■ **TASK OBJECTIVE**:
Write out the data again exactly, skipping every picture.
## Start PROVIDED ENTRIES
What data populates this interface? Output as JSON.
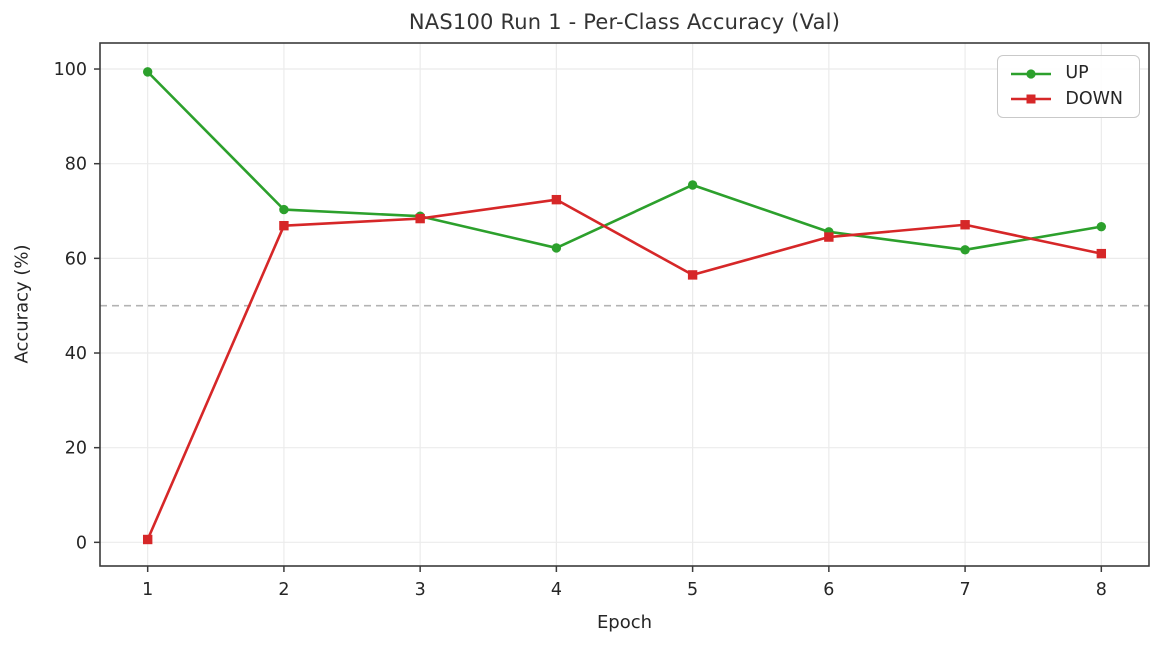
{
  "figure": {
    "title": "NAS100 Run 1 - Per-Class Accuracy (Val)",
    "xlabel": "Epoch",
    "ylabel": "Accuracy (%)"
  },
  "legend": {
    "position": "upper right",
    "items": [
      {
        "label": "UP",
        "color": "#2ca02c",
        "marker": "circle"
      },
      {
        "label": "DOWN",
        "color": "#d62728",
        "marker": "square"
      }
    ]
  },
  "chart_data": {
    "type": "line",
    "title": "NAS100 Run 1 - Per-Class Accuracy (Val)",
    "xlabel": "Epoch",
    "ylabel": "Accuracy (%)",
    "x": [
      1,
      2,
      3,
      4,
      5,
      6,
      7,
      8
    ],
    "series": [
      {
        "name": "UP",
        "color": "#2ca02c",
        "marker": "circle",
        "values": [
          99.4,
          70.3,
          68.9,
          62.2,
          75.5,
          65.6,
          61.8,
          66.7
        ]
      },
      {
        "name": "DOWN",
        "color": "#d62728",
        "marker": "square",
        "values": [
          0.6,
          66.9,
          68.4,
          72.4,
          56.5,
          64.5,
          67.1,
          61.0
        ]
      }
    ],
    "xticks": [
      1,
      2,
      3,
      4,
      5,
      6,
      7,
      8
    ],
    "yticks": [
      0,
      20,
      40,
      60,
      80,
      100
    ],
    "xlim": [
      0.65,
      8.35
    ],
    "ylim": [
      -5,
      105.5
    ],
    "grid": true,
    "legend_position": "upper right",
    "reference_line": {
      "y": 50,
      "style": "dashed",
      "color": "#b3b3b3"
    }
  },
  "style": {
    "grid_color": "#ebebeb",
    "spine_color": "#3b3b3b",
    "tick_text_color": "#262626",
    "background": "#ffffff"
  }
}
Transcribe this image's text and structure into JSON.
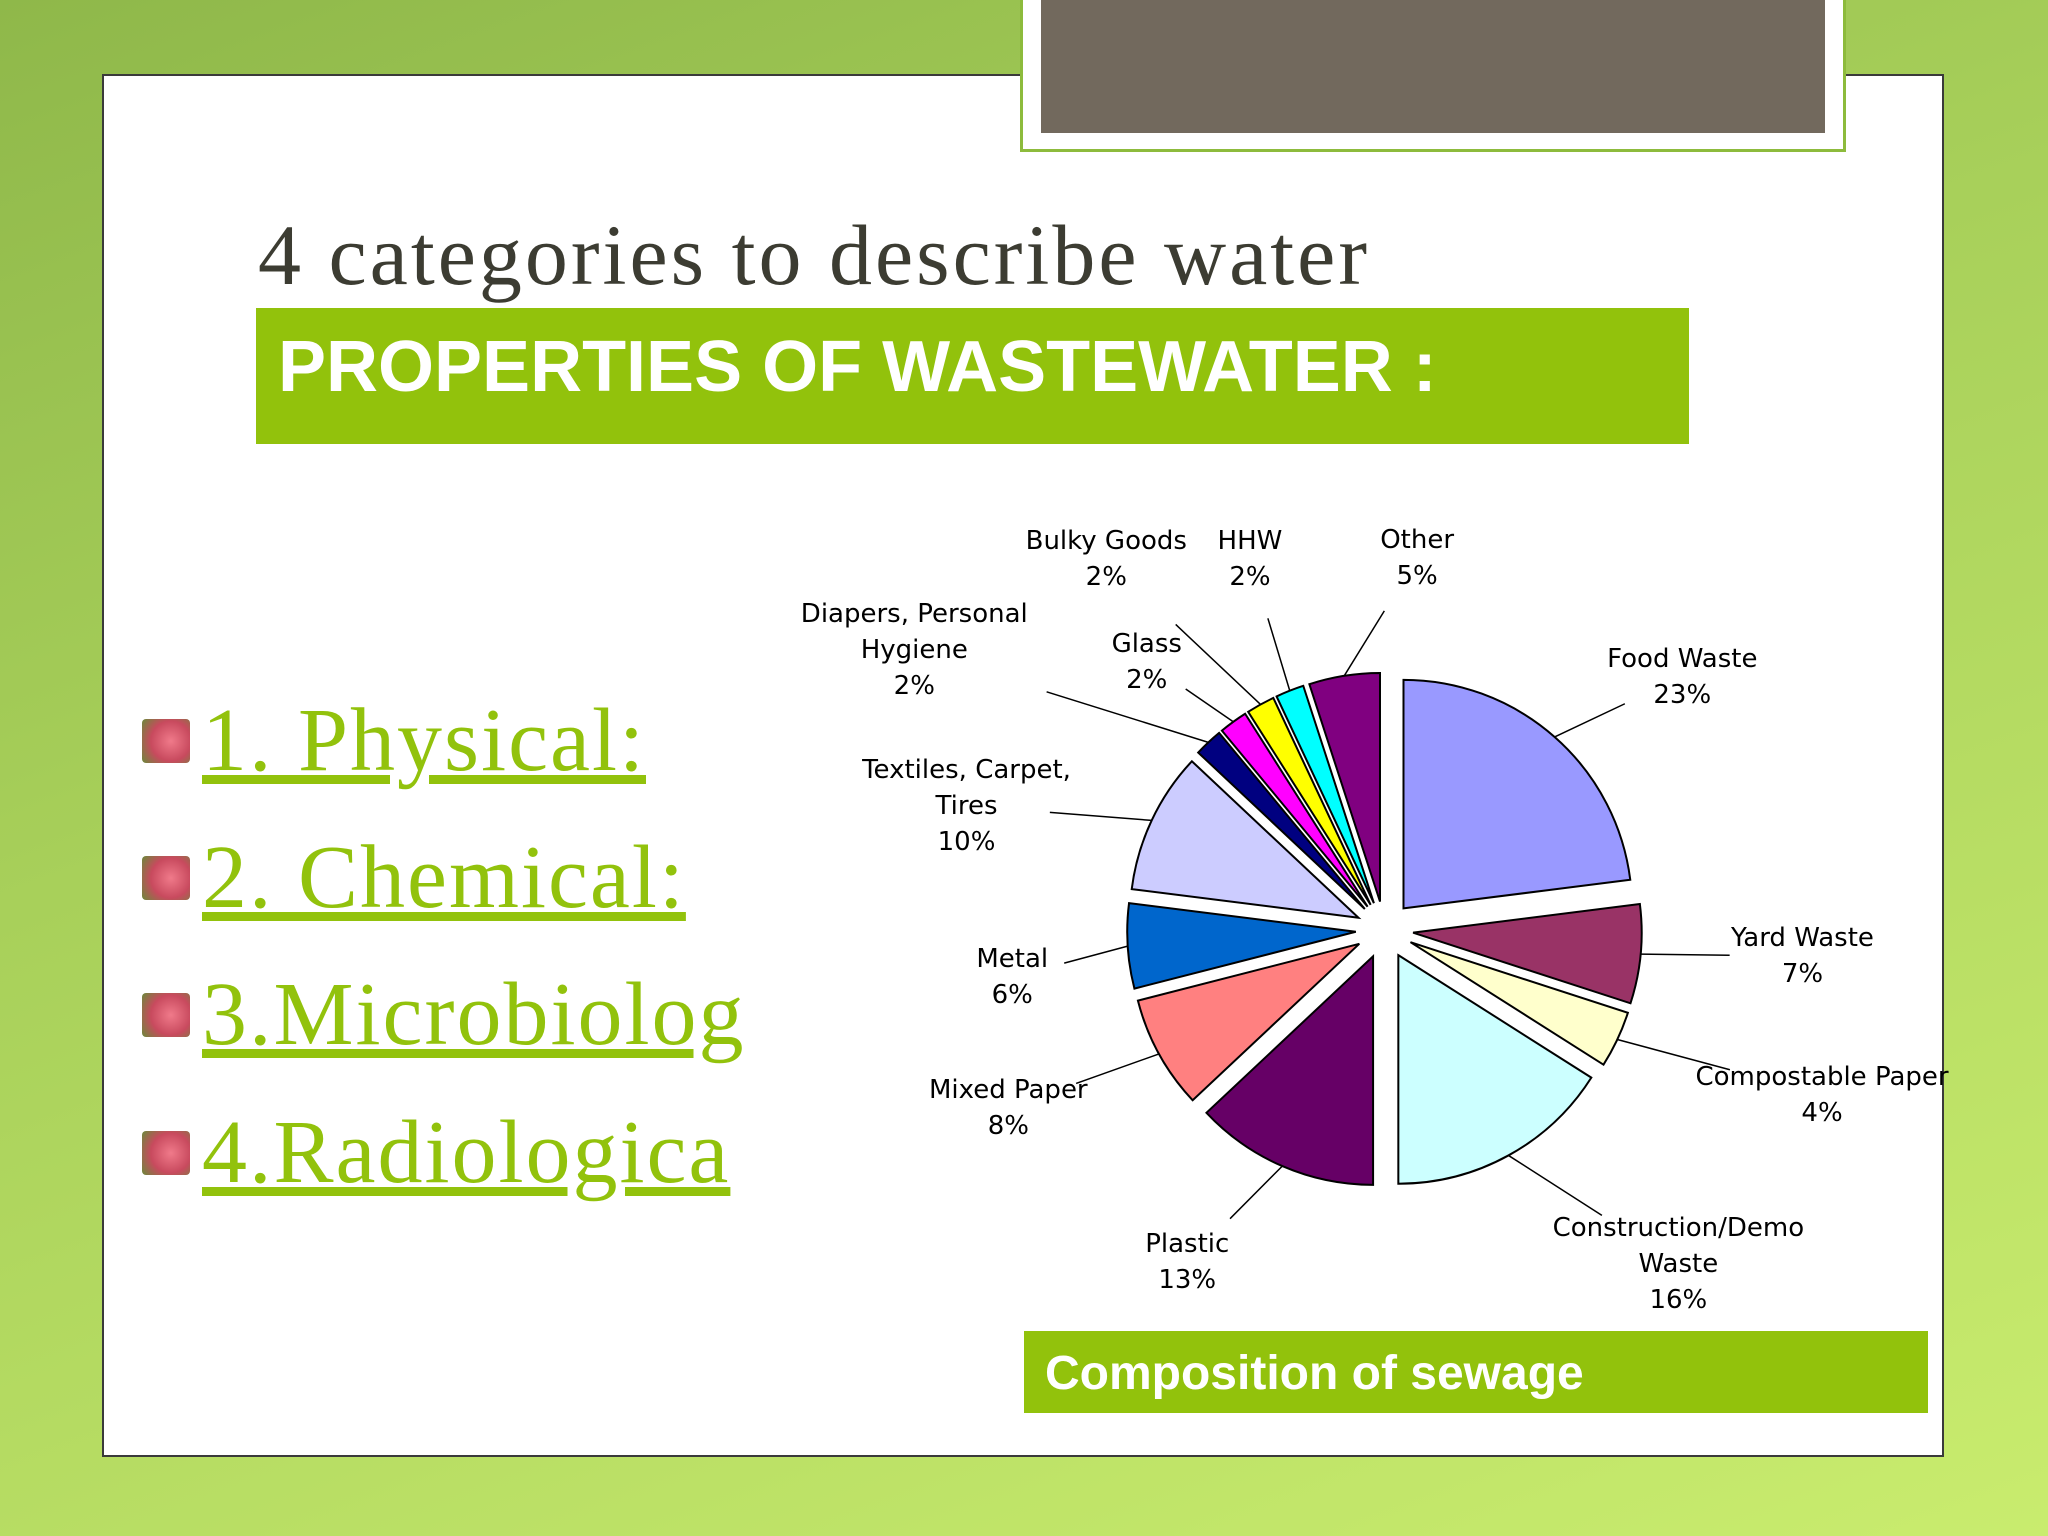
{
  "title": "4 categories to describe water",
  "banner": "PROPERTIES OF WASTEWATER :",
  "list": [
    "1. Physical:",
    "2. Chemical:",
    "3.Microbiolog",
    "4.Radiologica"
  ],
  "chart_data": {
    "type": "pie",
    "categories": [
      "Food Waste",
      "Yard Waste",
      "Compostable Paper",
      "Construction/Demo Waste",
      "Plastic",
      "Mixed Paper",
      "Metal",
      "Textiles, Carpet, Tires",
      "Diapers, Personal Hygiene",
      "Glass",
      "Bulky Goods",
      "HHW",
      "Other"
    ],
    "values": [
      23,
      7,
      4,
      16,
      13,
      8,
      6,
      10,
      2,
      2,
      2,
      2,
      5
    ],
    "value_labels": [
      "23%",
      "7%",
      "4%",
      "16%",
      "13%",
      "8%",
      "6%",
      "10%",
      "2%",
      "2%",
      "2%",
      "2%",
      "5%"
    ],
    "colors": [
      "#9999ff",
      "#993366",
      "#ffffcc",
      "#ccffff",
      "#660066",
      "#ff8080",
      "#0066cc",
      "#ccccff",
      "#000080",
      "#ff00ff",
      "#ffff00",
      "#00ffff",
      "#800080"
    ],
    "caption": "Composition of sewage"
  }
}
## End PROVIDED ENTRIES
■ **EXPECTED OUTPUT**:
What data populates this interface? Output as JSON.
{
  "figure": {
    "title": "NAS100 Run 1 - Per-Class Accuracy (Val)",
    "xlabel": "Epoch",
    "ylabel": "Accuracy (%)"
  },
  "legend": {
    "position": "upper right",
    "items": [
      {
        "label": "UP",
        "color": "#2ca02c",
        "marker": "circle"
      },
      {
        "label": "DOWN",
        "color": "#d62728",
        "marker": "square"
      }
    ]
  },
  "chart_data": {
    "type": "line",
    "title": "NAS100 Run 1 - Per-Class Accuracy (Val)",
    "xlabel": "Epoch",
    "ylabel": "Accuracy (%)",
    "x": [
      1,
      2,
      3,
      4,
      5,
      6,
      7,
      8
    ],
    "series": [
      {
        "name": "UP",
        "color": "#2ca02c",
        "marker": "circle",
        "values": [
          99.4,
          70.3,
          68.9,
          62.2,
          75.5,
          65.6,
          61.8,
          66.7
        ]
      },
      {
        "name": "DOWN",
        "color": "#d62728",
        "marker": "square",
        "values": [
          0.6,
          66.9,
          68.4,
          72.4,
          56.5,
          64.5,
          67.1,
          61.0
        ]
      }
    ],
    "xticks": [
      1,
      2,
      3,
      4,
      5,
      6,
      7,
      8
    ],
    "yticks": [
      0,
      20,
      40,
      60,
      80,
      100
    ],
    "xlim": [
      0.65,
      8.35
    ],
    "ylim": [
      -5,
      105.5
    ],
    "grid": true,
    "legend_position": "upper right",
    "reference_line": {
      "y": 50,
      "style": "dashed",
      "color": "#b3b3b3"
    }
  },
  "style": {
    "grid_color": "#ebebeb",
    "spine_color": "#3b3b3b",
    "tick_text_color": "#262626",
    "background": "#ffffff"
  }
}
Transcribe this image's text and structure into JSON.
{
  "title": "4 categories to describe water",
  "banner": "PROPERTIES OF WASTEWATER :",
  "list": [
    "1. Physical:",
    "2. Chemical:",
    "3.Microbiolog",
    "4.Radiologica"
  ],
  "chart_data": {
    "type": "pie",
    "categories": [
      "Food Waste",
      "Yard Waste",
      "Compostable Paper",
      "Construction/Demo Waste",
      "Plastic",
      "Mixed Paper",
      "Metal",
      "Textiles, Carpet, Tires",
      "Diapers, Personal Hygiene",
      "Glass",
      "Bulky Goods",
      "HHW",
      "Other"
    ],
    "values": [
      23,
      7,
      4,
      16,
      13,
      8,
      6,
      10,
      2,
      2,
      2,
      2,
      5
    ],
    "value_labels": [
      "23%",
      "7%",
      "4%",
      "16%",
      "13%",
      "8%",
      "6%",
      "10%",
      "2%",
      "2%",
      "2%",
      "2%",
      "5%"
    ],
    "colors": [
      "#9999ff",
      "#993366",
      "#ffffcc",
      "#ccffff",
      "#660066",
      "#ff8080",
      "#0066cc",
      "#ccccff",
      "#000080",
      "#ff00ff",
      "#ffff00",
      "#00ffff",
      "#800080"
    ],
    "caption": "Composition of sewage"
  }
}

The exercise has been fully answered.